Problem requirements —
Skip any picture you find and retype all the remaining lines exactly.

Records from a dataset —
=-=-=

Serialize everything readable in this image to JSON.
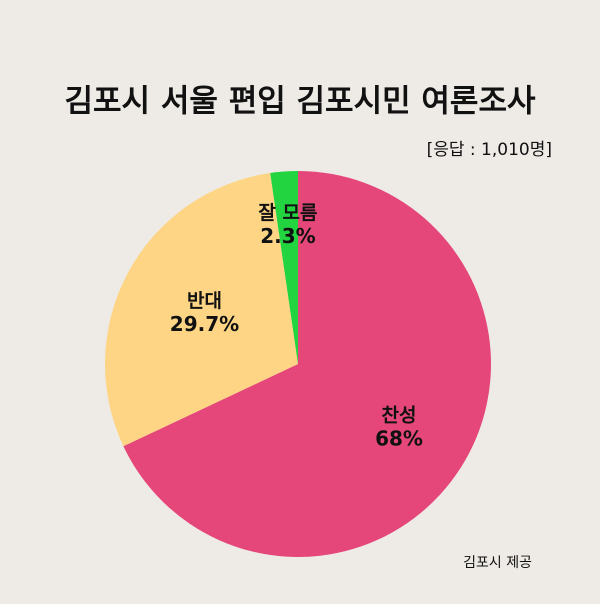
{
  "chart_data": {
    "type": "pie",
    "title": "김포시 서울 편입 김포시민 여론조사",
    "subtitle": "[응답 : 1,010명]",
    "source": "김포시 제공",
    "categories": [
      "찬성",
      "반대",
      "잘 모름"
    ],
    "values": [
      68,
      29.7,
      2.3
    ],
    "value_labels": [
      "68%",
      "29.7%",
      "2.3%"
    ],
    "colors": [
      "#e5477a",
      "#fdd585",
      "#22d43f"
    ]
  }
}
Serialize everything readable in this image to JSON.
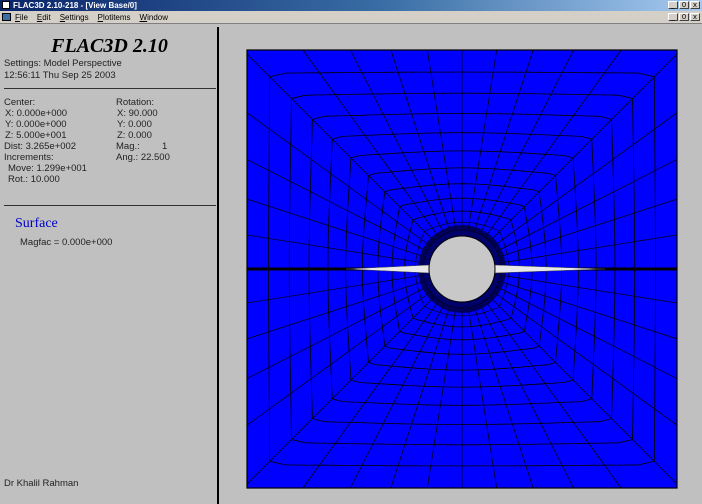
{
  "window": {
    "title": "FLAC3D 2.10-218 - [View Base/0]",
    "buttons": [
      "_",
      "0",
      "x"
    ],
    "child_buttons": [
      "_",
      "0",
      "x"
    ]
  },
  "menu": [
    "File",
    "Edit",
    "Settings",
    "Plotitems",
    "Window"
  ],
  "info": {
    "app_title": "FLAC3D 2.10",
    "settings": "Settings: Model Perspective",
    "timestamp": "12:56:11 Thu Sep 25 2003",
    "center_label": "Center:",
    "center_x": "X: 0.000e+000",
    "center_y": "Y: 0.000e+000",
    "center_z": "Z: 5.000e+001",
    "dist": "Dist: 3.265e+002",
    "increments_label": "Increments:",
    "move": "Move: 1.299e+001",
    "rot": "Rot.: 10.000",
    "rotation_label": "Rotation:",
    "rot_x": "X: 90.000",
    "rot_y": "Y: 0.000",
    "rot_z": "Z: 0.000",
    "mag": "Mag.:",
    "mag_value": "1",
    "ang": "Ang.: 22.500",
    "surface": "Surface",
    "magfac": "Magfac = 0.000e+000",
    "author": "Dr Khalil Rahman"
  },
  "plot": {
    "mesh_fill": "#0000ff",
    "mesh_lines": "#000000",
    "hole_fill": "#c8c8c8",
    "fracture_fill": "#e8e8e8"
  }
}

=-=-=

Final answer —
Serialize everything readable in this image to JSON.
{
  "chart_data": {
    "type": "pie",
    "title": "김포시 서울 편입 김포시민 여론조사",
    "subtitle": "[응답 : 1,010명]",
    "source": "김포시 제공",
    "categories": [
      "찬성",
      "반대",
      "잘 모름"
    ],
    "values": [
      68,
      29.7,
      2.3
    ],
    "value_labels": [
      "68%",
      "29.7%",
      "2.3%"
    ],
    "colors": [
      "#e5477a",
      "#fdd585",
      "#22d43f"
    ]
  }
}
Serialize everything readable in this image to JSON.
{
  "window": {
    "title": "FLAC3D 2.10-218 - [View Base/0]",
    "buttons": [
      "_",
      "0",
      "x"
    ],
    "child_buttons": [
      "_",
      "0",
      "x"
    ]
  },
  "menu": [
    "File",
    "Edit",
    "Settings",
    "Plotitems",
    "Window"
  ],
  "info": {
    "app_title": "FLAC3D 2.10",
    "settings": "Settings: Model Perspective",
    "timestamp": "12:56:11 Thu Sep 25 2003",
    "center_label": "Center:",
    "center_x": "X: 0.000e+000",
    "center_y": "Y: 0.000e+000",
    "center_z": "Z: 5.000e+001",
    "dist": "Dist: 3.265e+002",
    "increments_label": "Increments:",
    "move": "Move: 1.299e+001",
    "rot": "Rot.: 10.000",
    "rotation_label": "Rotation:",
    "rot_x": "X: 90.000",
    "rot_y": "Y: 0.000",
    "rot_z": "Z: 0.000",
    "mag": "Mag.:",
    "mag_value": "1",
    "ang": "Ang.: 22.500",
    "surface": "Surface",
    "magfac": "Magfac = 0.000e+000",
    "author": "Dr Khalil Rahman"
  },
  "plot": {
    "mesh_fill": "#0000ff",
    "mesh_lines": "#000000",
    "hole_fill": "#c8c8c8",
    "fracture_fill": "#e8e8e8"
  }
}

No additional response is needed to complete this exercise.